* SHORT EXERCISE: Can you give all the records again without altering a single character?

* SOURCE DATA:
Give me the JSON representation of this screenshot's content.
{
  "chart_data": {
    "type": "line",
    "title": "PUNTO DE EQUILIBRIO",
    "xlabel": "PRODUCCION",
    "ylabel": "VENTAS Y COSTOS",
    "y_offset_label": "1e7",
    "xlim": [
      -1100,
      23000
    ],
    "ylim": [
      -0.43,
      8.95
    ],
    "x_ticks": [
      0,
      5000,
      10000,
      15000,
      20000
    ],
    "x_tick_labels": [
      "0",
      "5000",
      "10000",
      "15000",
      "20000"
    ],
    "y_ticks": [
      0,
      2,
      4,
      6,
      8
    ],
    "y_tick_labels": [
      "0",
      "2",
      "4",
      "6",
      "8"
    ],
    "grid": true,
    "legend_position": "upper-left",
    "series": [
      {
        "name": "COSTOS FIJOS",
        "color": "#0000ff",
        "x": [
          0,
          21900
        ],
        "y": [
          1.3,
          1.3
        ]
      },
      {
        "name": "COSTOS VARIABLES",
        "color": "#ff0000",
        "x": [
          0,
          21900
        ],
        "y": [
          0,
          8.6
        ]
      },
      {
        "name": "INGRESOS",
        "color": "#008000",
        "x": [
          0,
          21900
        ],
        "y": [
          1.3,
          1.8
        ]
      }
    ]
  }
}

* EXERCISE RESULT:
Give me the JSON representation of this screenshot's content.
{
  "chart_data": {
    "type": "line",
    "title": "PUNTO DE EQUILIBRIO",
    "xlabel": "PRODUCCION",
    "ylabel": "VENTAS Y COSTOS",
    "y_offset_label": "1e7",
    "xlim": [
      -1100,
      23000
    ],
    "ylim": [
      -0.43,
      8.95
    ],
    "x_ticks": [
      0,
      5000,
      10000,
      15000,
      20000
    ],
    "x_tick_labels": [
      "0",
      "5000",
      "10000",
      "15000",
      "20000"
    ],
    "y_ticks": [
      0,
      2,
      4,
      6,
      8
    ],
    "y_tick_labels": [
      "0",
      "2",
      "4",
      "6",
      "8"
    ],
    "grid": true,
    "legend_position": "upper-left",
    "series": [
      {
        "name": "COSTOS FIJOS",
        "color": "#0000ff",
        "x": [
          0,
          21900
        ],
        "y": [
          1.3,
          1.3
        ]
      },
      {
        "name": "COSTOS VARIABLES",
        "color": "#ff0000",
        "x": [
          0,
          21900
        ],
        "y": [
          0,
          8.6
        ]
      },
      {
        "name": "INGRESOS",
        "color": "#008000",
        "x": [
          0,
          21900
        ],
        "y": [
          1.3,
          1.8
        ]
      }
    ]
  }
}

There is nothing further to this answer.